**Page excerpt:**
Of my own prospects of promotion this year, or any year, I cannot be sanguine. Despite my act of generosity and good faith in withdrawing the victimization case and sparing him the embarrassment of the witness-box, the Vice-Chancellor has done nothing whatsoever to ensure that I can have disinterested consideration for promotion in the present exceptional circumstances. I am falling foul of the difficulty pointed to by Professor Holloway in 1973 (Reporter, 1972-73, p. 1060) that 'We must wish our arrangements to manifest ... the intention that ... were circumstances, in some particular case, unfortunately to become a trifle dubious, it is built into our system that the formal conduct of affairs would so far as possible remain beyond dubiety.' I thought that was our stated intention in the purple book procedures. It seems it is an empty promise.

Let me quote from 1066 And All That. In our 'Feutile system' you are tried for promotion by 'a very just arrangement ... According to [this] reformed system a man was tried first by a jury of his equals and only had to plunge his head into the ploughshares afterwards (in order to confirm the jury's opinion that he had committed the crime).'

I do not think the secrecy which attends the hand-outs to selected Professors also budgeted for here is healthy. So I am going to tell you a little about it. (Statute D, XIV, 8 appears to be in conflict with the plan in any case.)

From what I learn, the General Board did not see the invitations sent out to Professors to apply for the secret extra payments, in a letter signed by the Secretary General. That is important because there are policy-statements in that documentation, which have certainly not been put to the Council for its consideration.

'The purpose of the scheme is to maintain the academic vitality of the University by rewarding Professors who are making an outstanding contribution to the work of the University and to the furtherance of its aims,' it says. I am not confident that contribution to the teaching needs of our students will carry much weight among these aims, although the ancient purposes of the University include 'education' as well as 'learning and research' (and religion, too, as a matter of fact). How can we know that the contribution is outstanding if it is not going to be measured in any systematic way? And why is our vitality deemed to be in the hands of a privileged few? Is that not an insult to the rest of the hardworking and lively workforce here?

**Provided records:**

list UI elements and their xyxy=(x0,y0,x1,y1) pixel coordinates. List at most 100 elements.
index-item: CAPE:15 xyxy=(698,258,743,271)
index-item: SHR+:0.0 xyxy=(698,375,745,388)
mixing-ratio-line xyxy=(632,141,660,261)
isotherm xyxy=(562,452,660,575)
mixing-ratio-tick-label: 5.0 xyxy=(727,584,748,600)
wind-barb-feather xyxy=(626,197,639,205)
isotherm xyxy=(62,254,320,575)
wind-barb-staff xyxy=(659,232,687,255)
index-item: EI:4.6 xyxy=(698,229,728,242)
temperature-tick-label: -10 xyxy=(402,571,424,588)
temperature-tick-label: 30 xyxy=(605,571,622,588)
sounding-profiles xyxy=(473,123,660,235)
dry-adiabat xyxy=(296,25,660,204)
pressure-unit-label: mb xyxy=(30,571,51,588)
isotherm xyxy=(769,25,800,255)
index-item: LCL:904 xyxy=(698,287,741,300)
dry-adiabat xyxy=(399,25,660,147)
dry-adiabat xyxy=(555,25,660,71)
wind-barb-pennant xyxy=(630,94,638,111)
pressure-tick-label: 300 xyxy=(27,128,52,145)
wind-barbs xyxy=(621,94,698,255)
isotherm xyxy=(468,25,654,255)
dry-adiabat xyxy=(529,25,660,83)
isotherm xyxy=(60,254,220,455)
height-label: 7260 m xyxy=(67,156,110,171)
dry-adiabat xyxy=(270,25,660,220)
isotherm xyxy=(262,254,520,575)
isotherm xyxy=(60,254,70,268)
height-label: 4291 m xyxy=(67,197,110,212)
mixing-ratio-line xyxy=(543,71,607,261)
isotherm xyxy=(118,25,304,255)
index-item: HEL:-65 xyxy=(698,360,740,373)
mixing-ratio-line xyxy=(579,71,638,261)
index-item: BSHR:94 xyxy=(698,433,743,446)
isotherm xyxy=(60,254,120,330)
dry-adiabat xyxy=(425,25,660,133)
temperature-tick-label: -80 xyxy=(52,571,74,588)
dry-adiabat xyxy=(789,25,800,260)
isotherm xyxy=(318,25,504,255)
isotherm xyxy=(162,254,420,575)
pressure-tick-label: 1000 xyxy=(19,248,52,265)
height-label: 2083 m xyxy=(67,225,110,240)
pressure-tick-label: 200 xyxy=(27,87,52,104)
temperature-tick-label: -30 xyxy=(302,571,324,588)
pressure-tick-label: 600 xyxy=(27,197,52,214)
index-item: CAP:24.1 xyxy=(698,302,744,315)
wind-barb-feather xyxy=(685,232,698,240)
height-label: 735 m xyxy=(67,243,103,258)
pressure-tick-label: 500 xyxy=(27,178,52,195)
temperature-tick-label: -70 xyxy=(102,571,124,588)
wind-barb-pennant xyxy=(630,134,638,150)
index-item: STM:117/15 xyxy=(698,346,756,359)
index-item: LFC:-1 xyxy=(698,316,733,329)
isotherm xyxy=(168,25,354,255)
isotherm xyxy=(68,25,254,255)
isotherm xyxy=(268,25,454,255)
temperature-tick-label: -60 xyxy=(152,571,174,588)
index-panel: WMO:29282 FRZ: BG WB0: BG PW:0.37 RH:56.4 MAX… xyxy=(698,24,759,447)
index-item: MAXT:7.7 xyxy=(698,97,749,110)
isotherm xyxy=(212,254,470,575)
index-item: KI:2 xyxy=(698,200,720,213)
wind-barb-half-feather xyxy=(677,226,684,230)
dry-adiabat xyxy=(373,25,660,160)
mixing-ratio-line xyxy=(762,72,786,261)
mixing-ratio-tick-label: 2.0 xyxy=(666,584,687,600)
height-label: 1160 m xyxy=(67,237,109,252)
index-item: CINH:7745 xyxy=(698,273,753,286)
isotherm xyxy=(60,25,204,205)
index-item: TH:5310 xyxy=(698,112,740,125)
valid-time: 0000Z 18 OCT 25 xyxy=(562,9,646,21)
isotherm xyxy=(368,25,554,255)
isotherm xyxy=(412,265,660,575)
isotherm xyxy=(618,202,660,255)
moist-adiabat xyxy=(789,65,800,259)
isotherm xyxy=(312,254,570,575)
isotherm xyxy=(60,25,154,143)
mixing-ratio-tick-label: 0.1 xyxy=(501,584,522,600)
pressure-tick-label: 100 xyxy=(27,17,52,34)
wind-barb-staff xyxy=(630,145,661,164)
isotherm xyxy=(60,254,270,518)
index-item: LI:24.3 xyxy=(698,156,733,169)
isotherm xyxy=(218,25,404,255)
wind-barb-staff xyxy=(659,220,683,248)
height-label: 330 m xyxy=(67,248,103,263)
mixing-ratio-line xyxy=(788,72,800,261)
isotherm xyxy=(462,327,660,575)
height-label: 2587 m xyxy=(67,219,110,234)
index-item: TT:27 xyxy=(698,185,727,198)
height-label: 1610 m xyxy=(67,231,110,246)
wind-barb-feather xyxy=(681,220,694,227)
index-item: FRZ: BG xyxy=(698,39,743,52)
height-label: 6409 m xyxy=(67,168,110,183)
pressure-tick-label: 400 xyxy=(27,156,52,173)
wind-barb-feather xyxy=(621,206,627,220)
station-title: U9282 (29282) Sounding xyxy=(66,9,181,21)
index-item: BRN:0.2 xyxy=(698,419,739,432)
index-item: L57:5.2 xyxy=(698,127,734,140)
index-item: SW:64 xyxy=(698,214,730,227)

**Short exercise A:**
Rewrite the records as a numbered list, starting at the first line and ending at the line containing "isotherm xyxy=(562,452,660,575)". Include both of those lines and skip any blank lines.
**Short exercise B:**
Pick up the remarks on university promotion and payments to professors right after their final sentence and keep writing.
The text and the records were taken from unrelated places.

**Written reply A:**
1. list UI elements and their xyxy=(x0,y0,x1,y1) pixel coordinates. List at most 100 elements.
2. index-item: CAPE:15 xyxy=(698,258,743,271)
3. index-item: SHR+:0.0 xyxy=(698,375,745,388)
4. mixing-ratio-line xyxy=(632,141,660,261)
5. isotherm xyxy=(562,452,660,575)

**Written reply B:**
No criteria are set out. There is to be no evaluation. The only clue is that special weight is to be given to 'leadership'. Here come our friends the 'big leading players' again. These are the people who obtain the funding, after all, and head up the labs. They may not be making any intellectual contribution to the work at all, as a recent letter in Nature emphasizes: 'In practice, obtaining grants and funding may be deemed reason enough to have one's name on the list, even if the intellectual input into the actual work has been slight or non-existent.'1

I should like to put on the agenda for next time round in the Allocations Report, the question of equal pay for equal work and expenditure on teaching by non-UTOs. A letter signed by a Senior Assistant Registrary, with no apparent authority at all, except the vague assertion that 'the General Board have recently given further consideration …', has now gone out to Heads of Departments, Chairmen of Faculty Boards, and their like. It is concerned with the 'teaching, examining, and administrative loads of University academic officers'. The officers themselves have not been sent this. It has not been published in the Reporter. It may have been seen by the General Board but it has certainly not been put into the Council's papers, even as a courtesy, so that we might be aware what was proposed.

There is a huge policy change here. The old presumption was that the University required its academic officers not to undertake more than a certain amount of teaching (Statute D, II, 9), in order that they might have the intellectual space in which to 'promote the interests of the University as a place of education religion, learning, and research' (Statute D, II, 4). The new idea is the reverse.

Members of the Regent House may remember that I have several times expressed concern in Discussions about the implications of the new contracts the promoted have meekly signed. When I objected on the Council, I was told that the new contracts merely made explicit what had always been implicit in our old contracts. But GBO.9905.0477 says otherwise. It proposes a new régime 'in the light of ... the recent revision of university contracts of employment'. A duty of obedience to what is beginning to look very like a line-manager is being imposed upon us. I think we can be quite sure that the big leading players will not consider themselves bound by these petty restrictions, especially when they want to give their time to the latest spin-out company.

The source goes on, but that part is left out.